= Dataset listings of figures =
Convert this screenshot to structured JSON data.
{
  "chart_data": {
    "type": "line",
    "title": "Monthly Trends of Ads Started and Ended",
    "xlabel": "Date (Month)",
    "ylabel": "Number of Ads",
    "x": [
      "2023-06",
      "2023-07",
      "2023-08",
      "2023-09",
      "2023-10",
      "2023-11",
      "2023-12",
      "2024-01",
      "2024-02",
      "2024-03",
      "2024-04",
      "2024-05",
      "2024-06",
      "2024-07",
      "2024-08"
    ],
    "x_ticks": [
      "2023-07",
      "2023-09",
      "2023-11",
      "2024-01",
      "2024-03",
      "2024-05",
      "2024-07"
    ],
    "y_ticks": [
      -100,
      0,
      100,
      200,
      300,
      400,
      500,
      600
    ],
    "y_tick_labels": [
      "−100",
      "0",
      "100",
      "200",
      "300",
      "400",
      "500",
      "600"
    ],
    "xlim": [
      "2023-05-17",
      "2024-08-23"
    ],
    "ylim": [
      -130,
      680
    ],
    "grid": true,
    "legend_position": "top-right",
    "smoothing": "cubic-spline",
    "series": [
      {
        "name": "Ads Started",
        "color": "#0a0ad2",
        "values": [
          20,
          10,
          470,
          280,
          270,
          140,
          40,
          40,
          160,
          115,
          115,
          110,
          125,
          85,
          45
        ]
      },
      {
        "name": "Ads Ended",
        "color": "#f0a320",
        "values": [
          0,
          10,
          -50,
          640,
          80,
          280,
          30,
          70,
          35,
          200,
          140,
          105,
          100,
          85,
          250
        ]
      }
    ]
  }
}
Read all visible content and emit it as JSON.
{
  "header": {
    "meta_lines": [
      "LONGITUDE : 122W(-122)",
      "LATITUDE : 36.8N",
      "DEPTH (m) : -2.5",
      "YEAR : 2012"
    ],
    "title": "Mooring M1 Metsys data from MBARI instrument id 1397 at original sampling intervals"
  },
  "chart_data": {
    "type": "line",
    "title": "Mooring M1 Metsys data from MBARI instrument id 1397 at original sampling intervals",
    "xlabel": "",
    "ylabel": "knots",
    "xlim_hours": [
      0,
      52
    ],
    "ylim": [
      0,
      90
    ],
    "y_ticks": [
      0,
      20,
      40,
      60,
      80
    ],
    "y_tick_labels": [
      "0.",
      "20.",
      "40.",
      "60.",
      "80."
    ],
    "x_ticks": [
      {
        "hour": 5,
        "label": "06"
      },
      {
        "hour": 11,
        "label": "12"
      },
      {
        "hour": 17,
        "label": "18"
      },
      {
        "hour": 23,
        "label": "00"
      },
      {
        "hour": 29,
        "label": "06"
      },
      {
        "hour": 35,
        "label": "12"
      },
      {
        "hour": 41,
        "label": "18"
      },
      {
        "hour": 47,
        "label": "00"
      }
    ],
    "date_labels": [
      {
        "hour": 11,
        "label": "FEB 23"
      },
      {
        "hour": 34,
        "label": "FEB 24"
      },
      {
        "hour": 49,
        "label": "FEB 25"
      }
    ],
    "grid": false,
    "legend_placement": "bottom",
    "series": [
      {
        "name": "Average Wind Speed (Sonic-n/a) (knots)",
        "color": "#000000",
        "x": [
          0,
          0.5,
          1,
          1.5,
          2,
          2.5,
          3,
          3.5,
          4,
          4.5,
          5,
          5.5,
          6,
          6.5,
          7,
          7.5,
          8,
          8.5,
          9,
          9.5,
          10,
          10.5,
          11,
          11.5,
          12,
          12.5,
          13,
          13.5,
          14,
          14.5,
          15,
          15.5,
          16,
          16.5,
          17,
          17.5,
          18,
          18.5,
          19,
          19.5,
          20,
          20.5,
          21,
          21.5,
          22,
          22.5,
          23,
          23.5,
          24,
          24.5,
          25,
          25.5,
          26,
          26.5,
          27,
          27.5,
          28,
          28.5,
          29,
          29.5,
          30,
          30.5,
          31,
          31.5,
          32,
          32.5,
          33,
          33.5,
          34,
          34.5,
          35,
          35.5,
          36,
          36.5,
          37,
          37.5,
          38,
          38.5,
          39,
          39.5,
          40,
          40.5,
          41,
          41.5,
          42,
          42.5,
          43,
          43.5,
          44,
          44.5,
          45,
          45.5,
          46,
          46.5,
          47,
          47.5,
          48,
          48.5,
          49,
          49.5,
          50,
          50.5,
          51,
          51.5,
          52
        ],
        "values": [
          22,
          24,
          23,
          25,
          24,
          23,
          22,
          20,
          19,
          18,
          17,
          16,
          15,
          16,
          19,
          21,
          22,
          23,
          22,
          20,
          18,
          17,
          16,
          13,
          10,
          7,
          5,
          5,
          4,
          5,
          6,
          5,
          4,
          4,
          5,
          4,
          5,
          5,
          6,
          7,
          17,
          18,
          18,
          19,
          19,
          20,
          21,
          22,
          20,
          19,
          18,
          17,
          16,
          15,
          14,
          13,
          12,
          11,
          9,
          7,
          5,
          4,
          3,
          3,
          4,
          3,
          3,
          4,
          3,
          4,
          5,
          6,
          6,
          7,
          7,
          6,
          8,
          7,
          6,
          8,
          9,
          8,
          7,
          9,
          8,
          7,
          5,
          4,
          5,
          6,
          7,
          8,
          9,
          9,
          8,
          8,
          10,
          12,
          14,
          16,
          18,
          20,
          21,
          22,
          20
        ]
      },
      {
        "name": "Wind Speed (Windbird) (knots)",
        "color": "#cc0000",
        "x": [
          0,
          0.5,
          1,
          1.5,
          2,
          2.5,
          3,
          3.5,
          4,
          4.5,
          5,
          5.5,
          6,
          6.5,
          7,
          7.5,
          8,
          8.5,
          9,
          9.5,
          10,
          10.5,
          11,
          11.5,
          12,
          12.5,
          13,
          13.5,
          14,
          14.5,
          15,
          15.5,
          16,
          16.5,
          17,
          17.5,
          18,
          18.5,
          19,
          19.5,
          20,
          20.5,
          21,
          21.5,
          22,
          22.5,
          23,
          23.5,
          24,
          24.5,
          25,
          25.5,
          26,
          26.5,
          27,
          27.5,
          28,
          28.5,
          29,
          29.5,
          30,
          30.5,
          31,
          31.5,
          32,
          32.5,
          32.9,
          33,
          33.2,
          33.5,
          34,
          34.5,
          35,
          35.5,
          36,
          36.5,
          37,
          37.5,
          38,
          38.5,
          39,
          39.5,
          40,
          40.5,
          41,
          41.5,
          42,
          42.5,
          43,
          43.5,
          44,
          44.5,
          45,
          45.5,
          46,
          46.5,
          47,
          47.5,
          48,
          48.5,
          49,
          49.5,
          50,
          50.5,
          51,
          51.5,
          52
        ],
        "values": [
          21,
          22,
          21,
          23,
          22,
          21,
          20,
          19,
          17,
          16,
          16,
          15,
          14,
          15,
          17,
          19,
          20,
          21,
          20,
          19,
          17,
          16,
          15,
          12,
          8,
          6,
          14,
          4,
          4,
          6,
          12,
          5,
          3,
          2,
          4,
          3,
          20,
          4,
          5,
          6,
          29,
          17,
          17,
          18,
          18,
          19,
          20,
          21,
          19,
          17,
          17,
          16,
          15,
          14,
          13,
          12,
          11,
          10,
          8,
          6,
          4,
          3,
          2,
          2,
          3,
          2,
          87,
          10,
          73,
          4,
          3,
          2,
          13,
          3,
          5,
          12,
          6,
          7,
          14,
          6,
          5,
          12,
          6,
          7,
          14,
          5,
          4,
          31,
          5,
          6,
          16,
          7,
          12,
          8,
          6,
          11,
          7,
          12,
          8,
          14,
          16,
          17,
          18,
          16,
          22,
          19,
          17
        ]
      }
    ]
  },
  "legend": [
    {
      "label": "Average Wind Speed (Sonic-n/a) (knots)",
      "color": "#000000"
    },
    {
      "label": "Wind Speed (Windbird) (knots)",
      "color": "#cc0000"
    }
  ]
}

= DIRECTION =
Pick out every line of the listing containing the word "Windbird", and show those lines.

= CORRECT RESPONSE =
        "name": "Wind Speed (Windbird) (knots)",
      "label": "Wind Speed (Windbird) (knots)",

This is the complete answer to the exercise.